What you should do: Repeat each line word for word.

Collected data:
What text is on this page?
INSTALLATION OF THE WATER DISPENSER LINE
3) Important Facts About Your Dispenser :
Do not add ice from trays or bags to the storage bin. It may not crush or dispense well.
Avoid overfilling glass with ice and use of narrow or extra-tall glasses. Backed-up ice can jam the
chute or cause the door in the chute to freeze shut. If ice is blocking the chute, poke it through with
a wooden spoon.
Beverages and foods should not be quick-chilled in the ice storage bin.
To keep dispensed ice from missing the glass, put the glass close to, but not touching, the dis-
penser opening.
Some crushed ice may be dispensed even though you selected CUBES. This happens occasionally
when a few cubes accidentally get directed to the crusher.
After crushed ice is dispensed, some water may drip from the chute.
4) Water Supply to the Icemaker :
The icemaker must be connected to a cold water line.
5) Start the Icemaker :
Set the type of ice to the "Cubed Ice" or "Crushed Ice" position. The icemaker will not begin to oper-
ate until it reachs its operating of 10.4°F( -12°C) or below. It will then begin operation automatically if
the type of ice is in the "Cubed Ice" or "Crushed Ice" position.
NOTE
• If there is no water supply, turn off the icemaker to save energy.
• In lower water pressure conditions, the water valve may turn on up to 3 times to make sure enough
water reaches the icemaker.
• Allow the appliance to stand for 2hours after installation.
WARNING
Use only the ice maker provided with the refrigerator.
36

Task answer:
What text is on this page?
INSTALLATION OF THE WATER DISPENSER LINE
3) Important Facts About Your Dispenser :
Do not add ice from trays or bags to the storage bin. It may not crush or dispense well.
Avoid overfilling glass with ice and use of narrow or extra-tall glasses. Backed-up ice can jam the
chute or cause the door in the chute to freeze shut. If ice is blocking the chute, poke it through with
a wooden spoon.
Beverages and foods should not be quick-chilled in the ice storage bin.
To keep dispensed ice from missing the glass, put the glass close to, but not touching, the dis-
penser opening.
Some crushed ice may be dispensed even though you selected CUBES. This happens occasionally
when a few cubes accidentally get directed to the crusher.
After crushed ice is dispensed, some water may drip from the chute.
4) Water Supply to the Icemaker :
The icemaker must be connected to a cold water line.
5) Start the Icemaker :
Set the type of ice to the "Cubed Ice" or "Crushed Ice" position. The icemaker will not begin to oper-
ate until it reachs its operating of 10.4°F( -12°C) or below. It will then begin operation automatically if
the type of ice is in the "Cubed Ice" or "Crushed Ice" position.
NOTE
• If there is no water supply, turn off the icemaker to save energy.
• In lower water pressure conditions, the water valve may turn on up to 3 times to make sure enough
water reaches the icemaker.
• Allow the appliance to stand for 2hours after installation.
WARNING
Use only the ice maker provided with the refrigerator.
36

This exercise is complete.